What is asked:
Return the records word for word. Any pictures in them are not part of the copy.
═══ Supplied material ═══
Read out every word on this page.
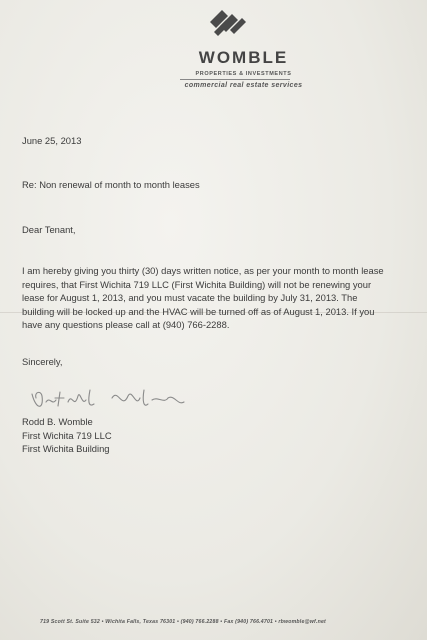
WOMBLE
PROPERTIES & INVESTMENTS
commercial real estate services
June 25, 2013
Re: Non renewal of month to month leases
Dear Tenant,
I am hereby giving you thirty (30) days written notice, as per your month to month lease
requires, that First Wichita 719 LLC (First Wichita Building) will not be renewing your
lease for August 1, 2013, and you must vacate the building by July 31, 2013. The
building will be locked up and the HVAC will be turned off as of August 1, 2013. If you
have any questions please call at (940) 766-2288.
Sincerely,
Rodd B. Womble
First Wichita 719 LLC
First Wichita Building
719 Scott St. Suite 532 • Wichita Falls, Texas 76301 • (940) 766.2288 • Fax (940) 766.4701 • rbwomble@wf.net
═══
Solution:
Read out every word on this page.
WOMBLE
PROPERTIES & INVESTMENTS
commercial real estate services
June 25, 2013
Re: Non renewal of month to month leases
Dear Tenant,
I am hereby giving you thirty (30) days written notice, as per your month to month lease
requires, that First Wichita 719 LLC (First Wichita Building) will not be renewing your
lease for August 1, 2013, and you must vacate the building by July 31, 2013. The
building will be locked up and the HVAC will be turned off as of August 1, 2013. If you
have any questions please call at (940) 766-2288.
Sincerely,
Rodd B. Womble
First Wichita 719 LLC
First Wichita Building
719 Scott St. Suite 532 • Wichita Falls, Texas 76301 • (940) 766.2288 • Fax (940) 766.4701 • rbwomble@wf.net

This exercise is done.